Another type of stele in frequent employment was that with an arched top and inclosing an image of the king. It is often represented on the bas-reliefs[324] (Fig. 42), and not a few examples of it are in our museums. When we come to speak of Assyrian sculpture we shall have to reproduce some of them. We find a motive of the same kind, but more ornate and complicated, in the bas-relief from Kouyundjik figured above (Fig. 112). A hunting scene is carved on a wall of rock at the top of a hill. A lion attacks the king's chariot from behind; the king is about to pierce his head with an arrow while the charioteer leans over the horses and seems to moderate the determination with which they fly.[325] The sculpture is surrounded by a frame arched at the top and inclosed by an architrave with battlemented cornice. The whole forms a happily conceived little monument; it is probable that it was originally accompanied by an explanatory inscription.
This analysis of what we have called secondary forms has shown how great was the loss of the Chaldaean architect and of his too docile Assyrian pupil, in being deprived—by circumstances on the one hand and want of inclination on the other—of such a material as stone. Without it they could make use of none of those variations of plan and other contrivances of the same kind by which the skilful architect suggests the internal arrangement of his structures on their facades. For such purposes he had to turn to those constituents of his art to which we shall devote our next section.
NOTES:
[295] Art in Ancient Egypt, vol. ii. ch. ii.
[296] GEORGE SMITH, Assyrian Discoveries, pp. 146, 308, 429. This lintel has been fixed over the south doorway into the Kouyundjik Gallery of the British Museum. When examined in place, the running ornament in the hollow of the cornice will be easily recognized—in spite of the mutilation of its upper edge—as made up of a modified form of the palmette motive, which had its origin in the fan-shaped head of the date palm. The eight plumes of which the ornament consists are each formed of three large leaves or loops and two small pendant ones, the latter affording a means of connecting each plume with those next to it.—ED.
[297] PLACE, Ninive, vol. i. pp. 295-302.
[298] PLACE, Ninive, vol. i. pp. 302, 303.
[299] Two much better examples of this same work may be seen in the Assyrian basement-room of the British Museum.—ED.
[300] PLACE, Ninive, vol. i. p. 314.
[301] We here quote the opinion of Mr. Ready, the well-known director of the museum workshops. In April, 1882, he had examined this curious monument, which is now placed in the public galleries close to the Balawat gates.

- - - - - - -

§ Exercise task A: In the passage on Assyrian steles and architecture, what material were the Chaldaean architect and his Assyrian pupil deprived of?
§ Exercise task B: Extend the passage on Assyrian steles and architecture, picking up after its last sentence.

§ Dataset content:
- - - - - - -

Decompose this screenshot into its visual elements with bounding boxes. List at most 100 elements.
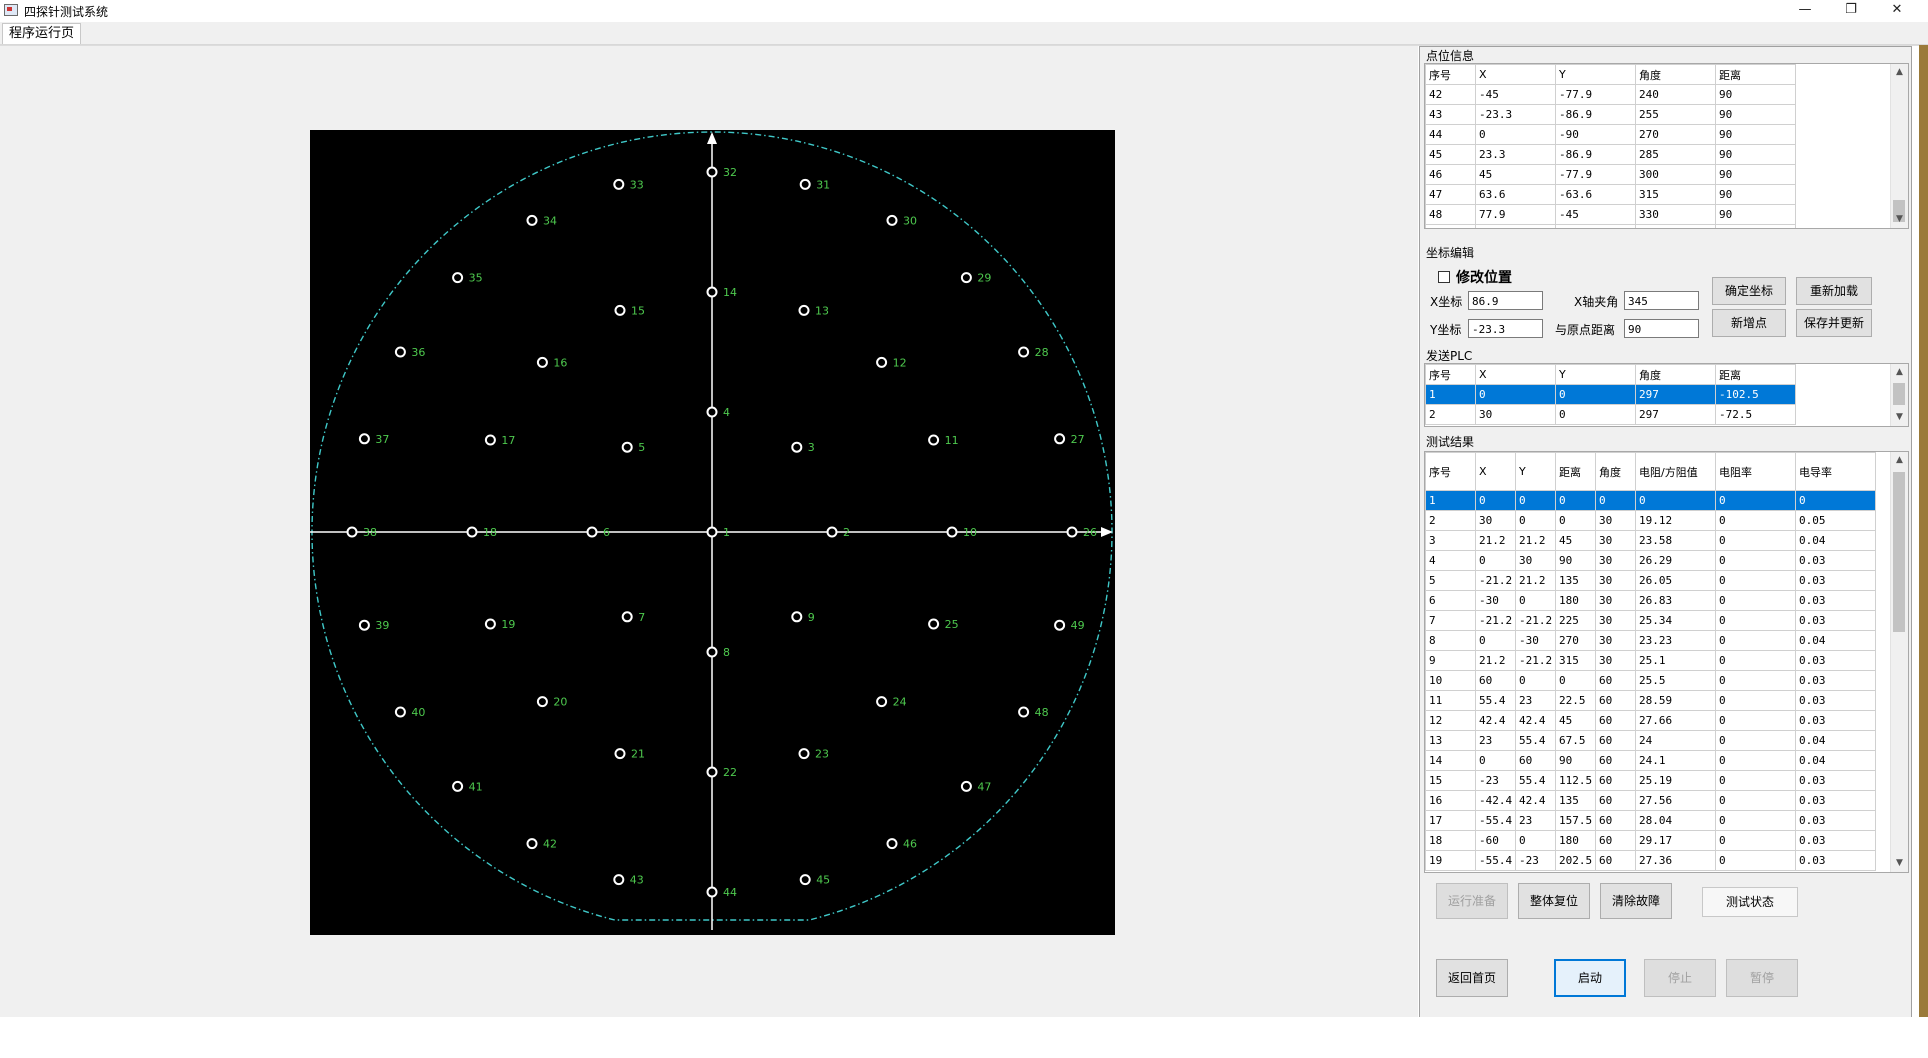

- - - - - - -

§ Final result A: Stone.

§ Final result B:
[302] HERODOTUS, ii. 179: Pylai de enestasi perix tou teicheos hekaton, chalkeai pasa kai stathmoi te kai huperthuma hosautos.
[303] An account of the discovery and a short description of the remains, will be found in an article by Mr. Theo. G. PINCHES, published in the Transactions of the Society of Biblical Archaeology, and entitled: The Bronze Gates discovered by Mr. Rassam at Balawat (vol. vii. part i. pp. 83-118). The sculptured bronze from these gates is not all, however, in the British Museum. Mr. Rassam's workmen succeeded in appropriating a certain number in the course of the excavations, and thus M. Gustave Schlumberger has become possessed of a few pieces, while others of much greater importance have come into the hands of M. de Clercq. M. F. LENORMANT has published in the Gazette Archeologique (1878) a description of the pieces belonging to M. Schlumberger, with two plates in heliogravure. We have already referred to the great work which is now in course of publication by the Society of Biblical Archaeology; it will put an exact reproduction of this interesting monument in the hands of Assyriologists and those interested in the history of art. We shall return to these gates when we come to treat of sculpture.
[304] A number of sockets found by M. de Sarzec in the ruins of Tello are now deposited in the Louvre. M. PLACE found some at Khorsabad (Ninive, vol. i. p. 314), and Sir Henry LAYARD on the sites of the towns in Upper Mesopotamia (Discoveries, p. 242). The British Museum has a considerable number found in various places.
[305] In the same case as the Balawat gates there is a brick, which has obviously been used for this purpose.
[306] PLACE, Ninive, vol. i. p. 314.
[307] In the British Museum there are some smaller bronze objects of the same kind from the palace of Sennacherib. Others were found by M. PLACE in the palace of Sargon (Ninive, plate 70, fig. 6), so that they must have been in frequent use.
[308] LAYARD (Discoveries, p. 163) gives a sketch of one of these objects. Its internal diameter is about five inches, and its weight 6 lbs. 3-3/4 oz. These rings are now in the British Museum.
[309] BOTTA, Monument de Ninive, vol. v. pp. 53-55.
[310] BOTTA, Monument de Ninive, plates 149 and 150. See also LAYARD, Discoveries, p. 131, and FERGUSSON, History of Architecture, vol. i. p. 185 (2nd edition).
[311] LOFTUS, Travels and Researches, p. 175.
[312] M. Place offers a similar explanation of the engaged columns that were found in many parts of the palace at Khorsabad (Ninive, vol. ii. p. 50). He has brought together in a single plate all the examples of pilasters and half columns that he encountered in that edifice. Similar attempts to imitate the characteristic features of a log house are found in many of the most ancient Egyptian tombs. See Art in Ancient Egypt, vol. ii. p. 62 and fig. 37.
[313] See, for instance, in Art in Ancient Egypt, vol. i. figs. 123, 124, 201, and in vol. ii. pp. 55-64, and figs. 35-37 and 139.
[314] Art in Ancient Egypt, vol. i. p. 117.
[315] We here give a resume of M. PLACE'S observations on this point. He made a careful study of these crenellations. Ninive, vol. ii. pp. 53-57.
[316] See M. PLACE'S diagrams, Ninive, vol. ii. p. 54.
[317] PLACE, Ninive, vol. ii. p. 53.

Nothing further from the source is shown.